* start ENTRIES PROVIDED *

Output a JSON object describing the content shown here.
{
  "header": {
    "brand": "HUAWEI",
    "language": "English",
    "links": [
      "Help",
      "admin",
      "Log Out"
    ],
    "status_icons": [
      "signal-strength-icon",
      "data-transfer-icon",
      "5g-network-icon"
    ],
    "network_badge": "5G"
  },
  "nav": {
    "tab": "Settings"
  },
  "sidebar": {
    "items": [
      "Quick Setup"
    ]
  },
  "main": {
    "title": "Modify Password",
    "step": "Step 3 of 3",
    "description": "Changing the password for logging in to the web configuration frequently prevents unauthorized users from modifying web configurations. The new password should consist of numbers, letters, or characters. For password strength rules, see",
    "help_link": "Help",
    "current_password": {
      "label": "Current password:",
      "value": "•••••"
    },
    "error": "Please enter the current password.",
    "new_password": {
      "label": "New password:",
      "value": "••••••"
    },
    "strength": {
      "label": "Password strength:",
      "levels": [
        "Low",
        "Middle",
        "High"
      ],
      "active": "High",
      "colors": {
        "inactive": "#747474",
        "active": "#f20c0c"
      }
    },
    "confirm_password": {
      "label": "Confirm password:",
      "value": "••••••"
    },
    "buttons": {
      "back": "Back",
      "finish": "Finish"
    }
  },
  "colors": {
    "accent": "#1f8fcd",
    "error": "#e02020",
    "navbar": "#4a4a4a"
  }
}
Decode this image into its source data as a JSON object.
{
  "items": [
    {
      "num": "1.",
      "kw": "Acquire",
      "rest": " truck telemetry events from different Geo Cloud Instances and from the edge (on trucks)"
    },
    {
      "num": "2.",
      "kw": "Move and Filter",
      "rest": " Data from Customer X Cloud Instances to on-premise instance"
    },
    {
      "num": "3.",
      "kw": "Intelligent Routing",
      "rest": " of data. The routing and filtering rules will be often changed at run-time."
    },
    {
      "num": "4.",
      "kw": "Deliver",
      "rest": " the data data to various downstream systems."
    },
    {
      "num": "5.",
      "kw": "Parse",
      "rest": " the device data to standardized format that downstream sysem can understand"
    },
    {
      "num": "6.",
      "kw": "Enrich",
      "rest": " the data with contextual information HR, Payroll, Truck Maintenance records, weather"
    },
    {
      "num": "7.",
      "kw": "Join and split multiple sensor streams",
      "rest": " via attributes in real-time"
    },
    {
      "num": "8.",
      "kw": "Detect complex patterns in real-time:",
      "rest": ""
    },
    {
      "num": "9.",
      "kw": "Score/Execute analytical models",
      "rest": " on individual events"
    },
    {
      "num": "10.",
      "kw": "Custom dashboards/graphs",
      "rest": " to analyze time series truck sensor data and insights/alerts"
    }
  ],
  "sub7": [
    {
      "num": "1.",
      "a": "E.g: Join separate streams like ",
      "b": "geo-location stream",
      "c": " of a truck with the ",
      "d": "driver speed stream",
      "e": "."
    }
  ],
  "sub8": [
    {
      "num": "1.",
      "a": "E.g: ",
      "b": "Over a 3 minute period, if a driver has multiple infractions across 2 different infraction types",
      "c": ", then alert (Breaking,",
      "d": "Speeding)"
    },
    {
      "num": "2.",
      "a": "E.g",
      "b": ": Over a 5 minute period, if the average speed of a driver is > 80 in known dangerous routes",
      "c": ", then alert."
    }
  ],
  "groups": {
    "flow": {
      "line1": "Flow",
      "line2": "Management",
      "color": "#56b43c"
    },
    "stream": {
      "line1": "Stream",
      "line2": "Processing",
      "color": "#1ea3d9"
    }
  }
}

* end ENTRIES PROVIDED *

* WORK TO DO *
Retype all the material above precisely, with no line left out.

* REPLY TO THE EXERCISE *
Output a JSON object describing the content shown here.
{
  "header": {
    "brand": "HUAWEI",
    "language": "English",
    "links": [
      "Help",
      "admin",
      "Log Out"
    ],
    "status_icons": [
      "signal-strength-icon",
      "data-transfer-icon",
      "5g-network-icon"
    ],
    "network_badge": "5G"
  },
  "nav": {
    "tab": "Settings"
  },
  "sidebar": {
    "items": [
      "Quick Setup"
    ]
  },
  "main": {
    "title": "Modify Password",
    "step": "Step 3 of 3",
    "description": "Changing the password for logging in to the web configuration frequently prevents unauthorized users from modifying web configurations. The new password should consist of numbers, letters, or characters. For password strength rules, see",
    "help_link": "Help",
    "current_password": {
      "label": "Current password:",
      "value": "•••••"
    },
    "error": "Please enter the current password.",
    "new_password": {
      "label": "New password:",
      "value": "••••••"
    },
    "strength": {
      "label": "Password strength:",
      "levels": [
        "Low",
        "Middle",
        "High"
      ],
      "active": "High",
      "colors": {
        "inactive": "#747474",
        "active": "#f20c0c"
      }
    },
    "confirm_password": {
      "label": "Confirm password:",
      "value": "••••••"
    },
    "buttons": {
      "back": "Back",
      "finish": "Finish"
    }
  },
  "colors": {
    "accent": "#1f8fcd",
    "error": "#e02020",
    "navbar": "#4a4a4a"
  }
}
Decode this image into its source data as a JSON object.
{
  "items": [
    {
      "num": "1.",
      "kw": "Acquire",
      "rest": " truck telemetry events from different Geo Cloud Instances and from the edge (on trucks)"
    },
    {
      "num": "2.",
      "kw": "Move and Filter",
      "rest": " Data from Customer X Cloud Instances to on-premise instance"
    },
    {
      "num": "3.",
      "kw": "Intelligent Routing",
      "rest": " of data. The routing and filtering rules will be often changed at run-time."
    },
    {
      "num": "4.",
      "kw": "Deliver",
      "rest": " the data data to various downstream systems."
    },
    {
      "num": "5.",
      "kw": "Parse",
      "rest": " the device data to standardized format that downstream sysem can understand"
    },
    {
      "num": "6.",
      "kw": "Enrich",
      "rest": " the data with contextual information HR, Payroll, Truck Maintenance records, weather"
    },
    {
      "num": "7.",
      "kw": "Join and split multiple sensor streams",
      "rest": " via attributes in real-time"
    },
    {
      "num": "8.",
      "kw": "Detect complex patterns in real-time:",
      "rest": ""
    },
    {
      "num": "9.",
      "kw": "Score/Execute analytical models",
      "rest": " on individual events"
    },
    {
      "num": "10.",
      "kw": "Custom dashboards/graphs",
      "rest": " to analyze time series truck sensor data and insights/alerts"
    }
  ],
  "sub7": [
    {
      "num": "1.",
      "a": "E.g: Join separate streams like ",
      "b": "geo-location stream",
      "c": " of a truck with the ",
      "d": "driver speed stream",
      "e": "."
    }
  ],
  "sub8": [
    {
      "num": "1.",
      "a": "E.g: ",
      "b": "Over a 3 minute period, if a driver has multiple infractions across 2 different infraction types",
      "c": ", then alert (Breaking,",
      "d": "Speeding)"
    },
    {
      "num": "2.",
      "a": "E.g",
      "b": ": Over a 5 minute period, if the average speed of a driver is > 80 in known dangerous routes",
      "c": ", then alert."
    }
  ],
  "groups": {
    "flow": {
      "line1": "Flow",
      "line2": "Management",
      "color": "#56b43c"
    },
    "stream": {
      "line1": "Stream",
      "line2": "Processing",
      "color": "#1ea3d9"
    }
  }
}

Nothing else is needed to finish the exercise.